The problem: Write the records out again exactly, leaving no images in.

Exercise data:
>> begin
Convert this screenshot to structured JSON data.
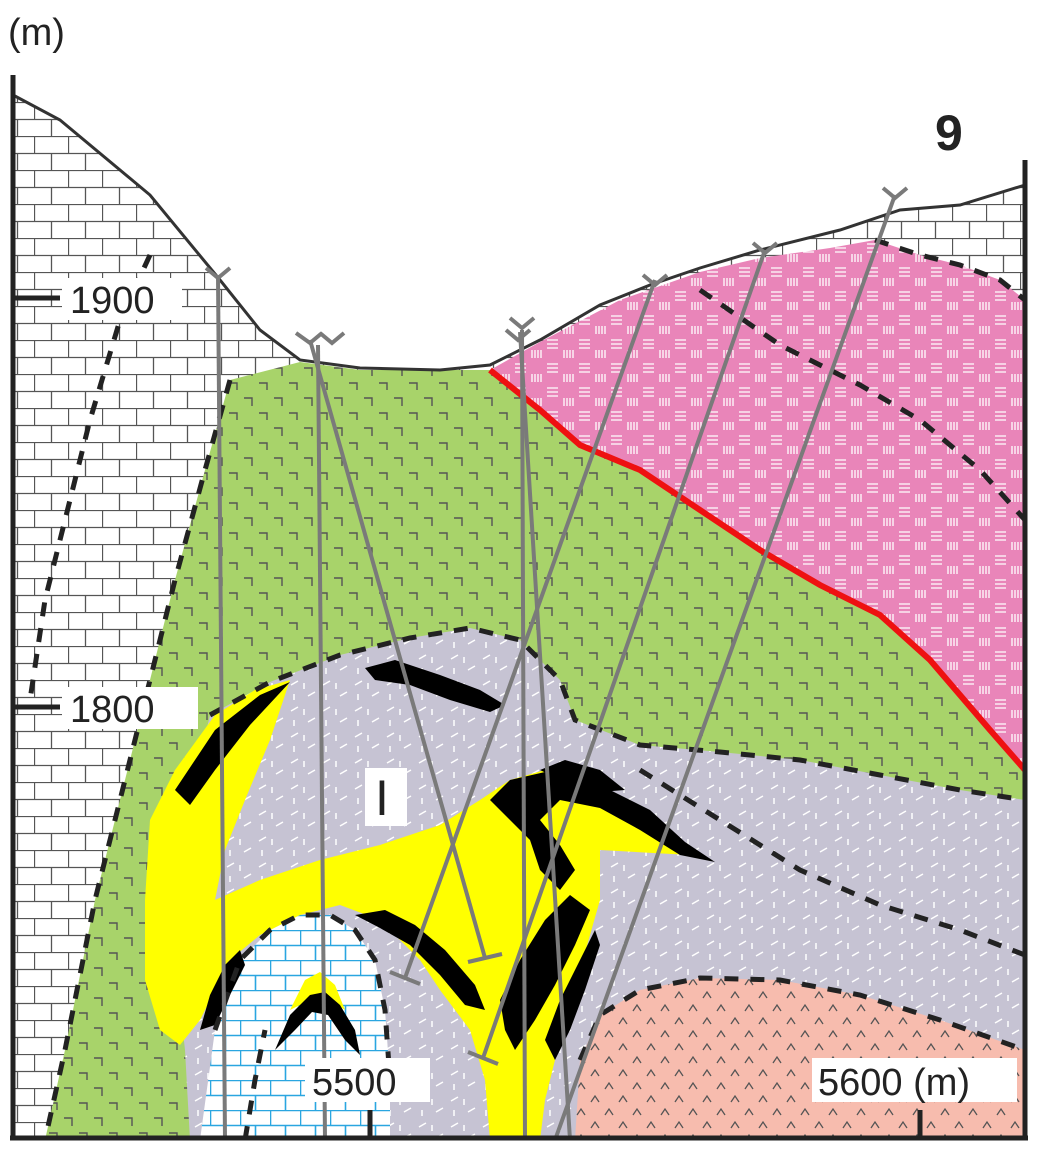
{
  "figure": {
    "unit_label": "(m)",
    "panel_label": "9",
    "elevation_ticks": [
      "1900",
      "1800"
    ],
    "distance_ticks": [
      "5500",
      "5600 (m)"
    ],
    "orebody_label": "I"
  },
  "colors": {
    "limestone_host": "#ffffff",
    "limestone_lines": "#555555",
    "green_unit": "#a8d36a",
    "pink_unit": "#e985b9",
    "grey_unit": "#c6c3d3",
    "yellow_orebody": "#ffff00",
    "black_orebody": "#000000",
    "salmon_unit": "#f7bcae",
    "blue_limestone": "#2aa6e0",
    "fault": "#ee1111",
    "drillhole": "#7a7a7a"
  }
}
>> end
The response:
Convert this screenshot to structured JSON data.
{
  "figure": {
    "unit_label": "(m)",
    "panel_label": "9",
    "elevation_ticks": [
      "1900",
      "1800"
    ],
    "distance_ticks": [
      "5500",
      "5600 (m)"
    ],
    "orebody_label": "I"
  },
  "colors": {
    "limestone_host": "#ffffff",
    "limestone_lines": "#555555",
    "green_unit": "#a8d36a",
    "pink_unit": "#e985b9",
    "grey_unit": "#c6c3d3",
    "yellow_orebody": "#ffff00",
    "black_orebody": "#000000",
    "salmon_unit": "#f7bcae",
    "blue_limestone": "#2aa6e0",
    "fault": "#ee1111",
    "drillhole": "#7a7a7a"
  }
}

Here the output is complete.